▶ _TASK BRIEF_
For the data below, work out how many lines include the string "Market" and report only the number.

▶ _THE RECORDS_
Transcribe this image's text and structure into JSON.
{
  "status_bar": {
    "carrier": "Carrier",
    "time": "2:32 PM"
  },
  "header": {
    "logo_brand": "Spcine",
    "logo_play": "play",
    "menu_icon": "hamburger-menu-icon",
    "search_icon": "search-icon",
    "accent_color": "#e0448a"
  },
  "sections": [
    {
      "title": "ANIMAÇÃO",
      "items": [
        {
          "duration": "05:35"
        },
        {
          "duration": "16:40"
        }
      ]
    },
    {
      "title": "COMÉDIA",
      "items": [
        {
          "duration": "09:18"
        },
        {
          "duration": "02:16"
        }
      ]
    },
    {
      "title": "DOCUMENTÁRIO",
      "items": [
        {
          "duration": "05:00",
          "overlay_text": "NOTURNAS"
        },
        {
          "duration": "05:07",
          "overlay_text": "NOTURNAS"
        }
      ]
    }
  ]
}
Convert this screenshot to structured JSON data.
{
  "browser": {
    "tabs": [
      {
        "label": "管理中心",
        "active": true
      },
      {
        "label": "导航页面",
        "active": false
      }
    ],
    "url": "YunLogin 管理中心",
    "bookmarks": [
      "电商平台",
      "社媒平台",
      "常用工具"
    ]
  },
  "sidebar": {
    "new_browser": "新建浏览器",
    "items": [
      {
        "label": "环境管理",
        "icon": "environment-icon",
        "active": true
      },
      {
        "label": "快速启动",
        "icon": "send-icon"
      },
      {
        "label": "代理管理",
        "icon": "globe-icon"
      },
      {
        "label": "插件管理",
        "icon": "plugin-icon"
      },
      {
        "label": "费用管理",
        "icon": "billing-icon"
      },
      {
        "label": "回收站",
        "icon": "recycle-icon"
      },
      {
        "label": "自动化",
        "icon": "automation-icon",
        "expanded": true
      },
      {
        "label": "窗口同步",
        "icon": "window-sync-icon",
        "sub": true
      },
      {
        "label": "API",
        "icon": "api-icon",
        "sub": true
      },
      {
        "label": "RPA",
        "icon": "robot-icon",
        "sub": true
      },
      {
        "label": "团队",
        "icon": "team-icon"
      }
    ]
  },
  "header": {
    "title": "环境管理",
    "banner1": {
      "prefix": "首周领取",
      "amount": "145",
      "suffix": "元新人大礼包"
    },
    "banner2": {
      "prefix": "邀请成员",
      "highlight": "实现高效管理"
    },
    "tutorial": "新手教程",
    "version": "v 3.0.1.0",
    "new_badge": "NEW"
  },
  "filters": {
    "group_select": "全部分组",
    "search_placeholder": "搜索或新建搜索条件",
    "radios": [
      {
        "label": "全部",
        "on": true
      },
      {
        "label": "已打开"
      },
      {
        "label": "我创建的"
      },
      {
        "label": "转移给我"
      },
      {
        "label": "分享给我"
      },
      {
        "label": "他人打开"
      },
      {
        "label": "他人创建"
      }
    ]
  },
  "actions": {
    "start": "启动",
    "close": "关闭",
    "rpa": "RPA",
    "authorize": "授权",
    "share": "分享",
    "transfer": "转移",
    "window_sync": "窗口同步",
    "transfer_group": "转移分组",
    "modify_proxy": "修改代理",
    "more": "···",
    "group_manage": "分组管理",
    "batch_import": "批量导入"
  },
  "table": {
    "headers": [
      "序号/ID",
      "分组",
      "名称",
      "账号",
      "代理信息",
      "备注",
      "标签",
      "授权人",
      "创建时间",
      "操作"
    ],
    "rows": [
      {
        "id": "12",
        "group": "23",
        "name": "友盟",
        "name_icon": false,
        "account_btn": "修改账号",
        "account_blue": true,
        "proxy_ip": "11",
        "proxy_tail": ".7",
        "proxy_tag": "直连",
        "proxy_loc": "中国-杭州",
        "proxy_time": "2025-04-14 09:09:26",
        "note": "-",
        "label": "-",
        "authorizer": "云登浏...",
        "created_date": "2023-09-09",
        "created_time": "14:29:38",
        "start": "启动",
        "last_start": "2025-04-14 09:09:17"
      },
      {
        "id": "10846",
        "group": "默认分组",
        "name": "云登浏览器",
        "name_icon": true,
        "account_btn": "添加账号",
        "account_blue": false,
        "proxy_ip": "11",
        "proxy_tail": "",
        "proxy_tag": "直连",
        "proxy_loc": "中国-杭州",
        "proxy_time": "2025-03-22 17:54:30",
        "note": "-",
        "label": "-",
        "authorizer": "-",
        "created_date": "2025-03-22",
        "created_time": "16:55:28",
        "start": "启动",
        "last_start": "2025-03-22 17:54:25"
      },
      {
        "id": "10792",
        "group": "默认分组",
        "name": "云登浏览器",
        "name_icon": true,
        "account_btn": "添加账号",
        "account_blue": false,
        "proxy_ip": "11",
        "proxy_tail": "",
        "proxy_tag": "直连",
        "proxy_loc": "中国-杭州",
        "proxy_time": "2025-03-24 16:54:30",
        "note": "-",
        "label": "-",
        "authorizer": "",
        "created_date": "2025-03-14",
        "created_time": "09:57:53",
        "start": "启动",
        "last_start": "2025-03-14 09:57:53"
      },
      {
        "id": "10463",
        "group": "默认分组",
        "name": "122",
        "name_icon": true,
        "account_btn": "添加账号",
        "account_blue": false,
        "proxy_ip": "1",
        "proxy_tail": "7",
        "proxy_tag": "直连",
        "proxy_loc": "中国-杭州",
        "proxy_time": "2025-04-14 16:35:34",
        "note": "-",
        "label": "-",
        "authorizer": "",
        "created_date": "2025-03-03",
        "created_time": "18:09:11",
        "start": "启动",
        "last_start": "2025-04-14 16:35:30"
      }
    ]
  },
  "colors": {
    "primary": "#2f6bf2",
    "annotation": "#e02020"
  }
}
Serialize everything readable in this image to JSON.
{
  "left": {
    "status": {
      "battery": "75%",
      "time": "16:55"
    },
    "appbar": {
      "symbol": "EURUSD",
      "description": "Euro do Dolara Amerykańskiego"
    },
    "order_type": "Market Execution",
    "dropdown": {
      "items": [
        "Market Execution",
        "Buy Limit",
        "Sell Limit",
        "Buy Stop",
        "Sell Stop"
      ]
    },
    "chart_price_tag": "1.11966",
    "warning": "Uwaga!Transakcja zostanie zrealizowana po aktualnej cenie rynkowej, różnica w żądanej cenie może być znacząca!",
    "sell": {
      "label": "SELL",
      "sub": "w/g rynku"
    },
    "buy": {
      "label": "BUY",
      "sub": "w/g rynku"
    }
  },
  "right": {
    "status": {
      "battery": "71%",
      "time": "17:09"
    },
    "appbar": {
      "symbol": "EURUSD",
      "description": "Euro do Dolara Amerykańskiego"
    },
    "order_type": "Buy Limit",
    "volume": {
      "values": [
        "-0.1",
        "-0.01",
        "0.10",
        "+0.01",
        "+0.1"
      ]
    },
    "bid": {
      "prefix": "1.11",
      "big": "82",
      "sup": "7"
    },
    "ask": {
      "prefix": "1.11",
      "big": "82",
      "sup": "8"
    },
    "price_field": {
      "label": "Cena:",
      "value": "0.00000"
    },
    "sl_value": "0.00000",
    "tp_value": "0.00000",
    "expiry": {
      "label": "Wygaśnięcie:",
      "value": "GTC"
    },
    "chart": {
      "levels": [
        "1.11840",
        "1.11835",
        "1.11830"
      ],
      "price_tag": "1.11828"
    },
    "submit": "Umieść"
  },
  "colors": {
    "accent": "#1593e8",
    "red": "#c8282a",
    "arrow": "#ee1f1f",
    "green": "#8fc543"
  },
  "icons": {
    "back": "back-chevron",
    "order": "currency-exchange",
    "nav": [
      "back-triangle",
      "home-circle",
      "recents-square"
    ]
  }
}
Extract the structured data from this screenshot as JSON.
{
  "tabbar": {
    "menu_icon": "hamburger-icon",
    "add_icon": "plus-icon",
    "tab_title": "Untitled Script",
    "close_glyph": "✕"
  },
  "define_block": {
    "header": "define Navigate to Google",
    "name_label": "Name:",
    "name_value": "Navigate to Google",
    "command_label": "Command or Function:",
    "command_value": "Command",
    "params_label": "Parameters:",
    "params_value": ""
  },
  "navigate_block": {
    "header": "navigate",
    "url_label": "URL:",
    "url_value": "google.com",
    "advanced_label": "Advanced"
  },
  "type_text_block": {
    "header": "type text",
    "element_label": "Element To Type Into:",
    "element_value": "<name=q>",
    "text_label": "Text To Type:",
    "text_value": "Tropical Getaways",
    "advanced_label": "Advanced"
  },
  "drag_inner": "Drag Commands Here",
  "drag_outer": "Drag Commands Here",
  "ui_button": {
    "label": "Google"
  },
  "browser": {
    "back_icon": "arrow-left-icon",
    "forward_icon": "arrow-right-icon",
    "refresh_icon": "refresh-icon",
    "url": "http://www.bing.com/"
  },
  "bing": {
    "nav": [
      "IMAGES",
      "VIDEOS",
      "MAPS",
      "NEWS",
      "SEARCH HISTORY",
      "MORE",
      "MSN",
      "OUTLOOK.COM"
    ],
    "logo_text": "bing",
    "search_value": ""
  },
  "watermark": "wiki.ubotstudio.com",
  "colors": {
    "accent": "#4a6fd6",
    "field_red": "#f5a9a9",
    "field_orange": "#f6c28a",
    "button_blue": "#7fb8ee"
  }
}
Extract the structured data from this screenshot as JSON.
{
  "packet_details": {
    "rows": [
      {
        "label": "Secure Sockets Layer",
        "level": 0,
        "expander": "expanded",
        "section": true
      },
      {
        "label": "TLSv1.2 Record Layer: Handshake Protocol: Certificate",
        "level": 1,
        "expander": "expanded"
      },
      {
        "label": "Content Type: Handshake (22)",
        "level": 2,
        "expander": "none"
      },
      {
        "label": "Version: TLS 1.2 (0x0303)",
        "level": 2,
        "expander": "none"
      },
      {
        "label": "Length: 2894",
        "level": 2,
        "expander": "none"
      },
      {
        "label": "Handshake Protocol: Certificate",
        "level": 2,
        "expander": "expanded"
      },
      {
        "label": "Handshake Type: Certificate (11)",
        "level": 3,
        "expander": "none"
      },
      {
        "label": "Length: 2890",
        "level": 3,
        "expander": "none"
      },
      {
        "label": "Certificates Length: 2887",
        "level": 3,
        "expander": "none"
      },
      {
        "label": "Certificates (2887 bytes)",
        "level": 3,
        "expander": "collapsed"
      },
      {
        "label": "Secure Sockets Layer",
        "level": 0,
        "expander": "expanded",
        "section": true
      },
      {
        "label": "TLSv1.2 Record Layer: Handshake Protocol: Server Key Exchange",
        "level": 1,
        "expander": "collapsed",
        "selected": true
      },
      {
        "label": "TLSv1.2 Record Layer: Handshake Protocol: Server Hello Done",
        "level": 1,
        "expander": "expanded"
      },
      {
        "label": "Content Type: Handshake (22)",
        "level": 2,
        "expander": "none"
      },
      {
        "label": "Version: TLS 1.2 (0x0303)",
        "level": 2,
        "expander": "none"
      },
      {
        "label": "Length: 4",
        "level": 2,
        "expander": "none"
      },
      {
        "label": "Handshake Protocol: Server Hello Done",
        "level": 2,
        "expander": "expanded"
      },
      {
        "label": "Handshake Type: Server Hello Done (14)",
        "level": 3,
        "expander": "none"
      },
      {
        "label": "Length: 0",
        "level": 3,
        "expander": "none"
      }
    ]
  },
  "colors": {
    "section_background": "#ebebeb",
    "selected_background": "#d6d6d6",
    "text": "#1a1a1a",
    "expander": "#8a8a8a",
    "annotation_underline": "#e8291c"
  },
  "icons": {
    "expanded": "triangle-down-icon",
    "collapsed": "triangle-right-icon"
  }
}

▶ _SOLUTION TO THIS EXERCISE_
2